** Start DATASET RECORDS **
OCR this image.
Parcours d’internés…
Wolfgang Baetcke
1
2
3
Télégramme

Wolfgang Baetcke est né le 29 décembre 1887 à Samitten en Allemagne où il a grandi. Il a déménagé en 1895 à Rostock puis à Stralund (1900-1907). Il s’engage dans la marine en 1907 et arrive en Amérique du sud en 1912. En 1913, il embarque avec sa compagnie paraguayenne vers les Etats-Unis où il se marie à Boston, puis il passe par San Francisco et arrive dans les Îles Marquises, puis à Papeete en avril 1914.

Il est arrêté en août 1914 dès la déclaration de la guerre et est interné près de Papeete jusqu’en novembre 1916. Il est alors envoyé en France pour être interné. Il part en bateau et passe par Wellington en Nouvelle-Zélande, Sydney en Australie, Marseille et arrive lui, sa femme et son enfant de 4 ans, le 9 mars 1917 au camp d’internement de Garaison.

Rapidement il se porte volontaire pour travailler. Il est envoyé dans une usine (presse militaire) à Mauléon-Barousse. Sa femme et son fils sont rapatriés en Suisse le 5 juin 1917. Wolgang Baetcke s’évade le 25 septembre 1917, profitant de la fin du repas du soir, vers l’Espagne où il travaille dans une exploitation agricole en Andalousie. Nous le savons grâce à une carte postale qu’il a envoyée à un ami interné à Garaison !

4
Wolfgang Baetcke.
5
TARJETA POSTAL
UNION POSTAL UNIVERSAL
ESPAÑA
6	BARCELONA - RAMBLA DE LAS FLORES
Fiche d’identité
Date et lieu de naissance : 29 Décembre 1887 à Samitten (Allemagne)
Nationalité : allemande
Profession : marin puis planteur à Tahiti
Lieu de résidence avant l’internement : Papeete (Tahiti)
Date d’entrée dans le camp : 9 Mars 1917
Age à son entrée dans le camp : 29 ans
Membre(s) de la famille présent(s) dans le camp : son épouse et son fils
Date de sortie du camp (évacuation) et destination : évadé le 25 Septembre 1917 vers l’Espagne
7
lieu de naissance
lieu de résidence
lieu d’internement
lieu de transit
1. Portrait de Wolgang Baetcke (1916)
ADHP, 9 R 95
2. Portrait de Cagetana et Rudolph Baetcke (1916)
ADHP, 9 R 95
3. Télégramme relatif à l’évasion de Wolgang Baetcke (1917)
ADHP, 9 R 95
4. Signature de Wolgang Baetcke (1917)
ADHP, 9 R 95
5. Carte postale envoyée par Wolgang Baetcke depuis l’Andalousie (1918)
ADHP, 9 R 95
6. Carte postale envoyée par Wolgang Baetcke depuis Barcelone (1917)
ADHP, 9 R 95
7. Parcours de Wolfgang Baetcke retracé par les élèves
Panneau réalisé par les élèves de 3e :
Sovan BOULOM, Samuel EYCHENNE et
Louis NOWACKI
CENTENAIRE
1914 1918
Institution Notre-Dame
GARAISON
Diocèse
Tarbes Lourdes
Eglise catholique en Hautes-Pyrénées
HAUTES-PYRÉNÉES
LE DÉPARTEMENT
** End DATASET RECORDS **
Produce an exact copy of every entry above.

* [COMPLETE OUTPUT]:
OCR this image.
Parcours d’internés…
Wolfgang Baetcke
1
2
3
Télégramme

Wolfgang Baetcke est né le 29 décembre 1887 à Samitten en Allemagne où il a grandi. Il a déménagé en 1895 à Rostock puis à Stralund (1900-1907). Il s’engage dans la marine en 1907 et arrive en Amérique du sud en 1912. En 1913, il embarque avec sa compagnie paraguayenne vers les Etats-Unis où il se marie à Boston, puis il passe par San Francisco et arrive dans les Îles Marquises, puis à Papeete en avril 1914.

Il est arrêté en août 1914 dès la déclaration de la guerre et est interné près de Papeete jusqu’en novembre 1916. Il est alors envoyé en France pour être interné. Il part en bateau et passe par Wellington en Nouvelle-Zélande, Sydney en Australie, Marseille et arrive lui, sa femme et son enfant de 4 ans, le 9 mars 1917 au camp d’internement de Garaison.

Rapidement il se porte volontaire pour travailler. Il est envoyé dans une usine (presse militaire) à Mauléon-Barousse. Sa femme et son fils sont rapatriés en Suisse le 5 juin 1917. Wolgang Baetcke s’évade le 25 septembre 1917, profitant de la fin du repas du soir, vers l’Espagne où il travaille dans une exploitation agricole en Andalousie. Nous le savons grâce à une carte postale qu’il a envoyée à un ami interné à Garaison !

4
Wolfgang Baetcke.
5
TARJETA POSTAL
UNION POSTAL UNIVERSAL
ESPAÑA
6	BARCELONA - RAMBLA DE LAS FLORES
Fiche d’identité
Date et lieu de naissance : 29 Décembre 1887 à Samitten (Allemagne)
Nationalité : allemande
Profession : marin puis planteur à Tahiti
Lieu de résidence avant l’internement : Papeete (Tahiti)
Date d’entrée dans le camp : 9 Mars 1917
Age à son entrée dans le camp : 29 ans
Membre(s) de la famille présent(s) dans le camp : son épouse et son fils
Date de sortie du camp (évacuation) et destination : évadé le 25 Septembre 1917 vers l’Espagne
7
lieu de naissance
lieu de résidence
lieu d’internement
lieu de transit
1. Portrait de Wolgang Baetcke (1916)
ADHP, 9 R 95
2. Portrait de Cagetana et Rudolph Baetcke (1916)
ADHP, 9 R 95
3. Télégramme relatif à l’évasion de Wolgang Baetcke (1917)
ADHP, 9 R 95
4. Signature de Wolgang Baetcke (1917)
ADHP, 9 R 95
5. Carte postale envoyée par Wolgang Baetcke depuis l’Andalousie (1918)
ADHP, 9 R 95
6. Carte postale envoyée par Wolgang Baetcke depuis Barcelone (1917)
ADHP, 9 R 95
7. Parcours de Wolfgang Baetcke retracé par les élèves
Panneau réalisé par les élèves de 3e :
Sovan BOULOM, Samuel EYCHENNE et
Louis NOWACKI
CENTENAIRE
1914 1918
Institution Notre-Dame
GARAISON
Diocèse
Tarbes Lourdes
Eglise catholique en Hautes-Pyrénées
HAUTES-PYRÉNÉES
LE DÉPARTEMENT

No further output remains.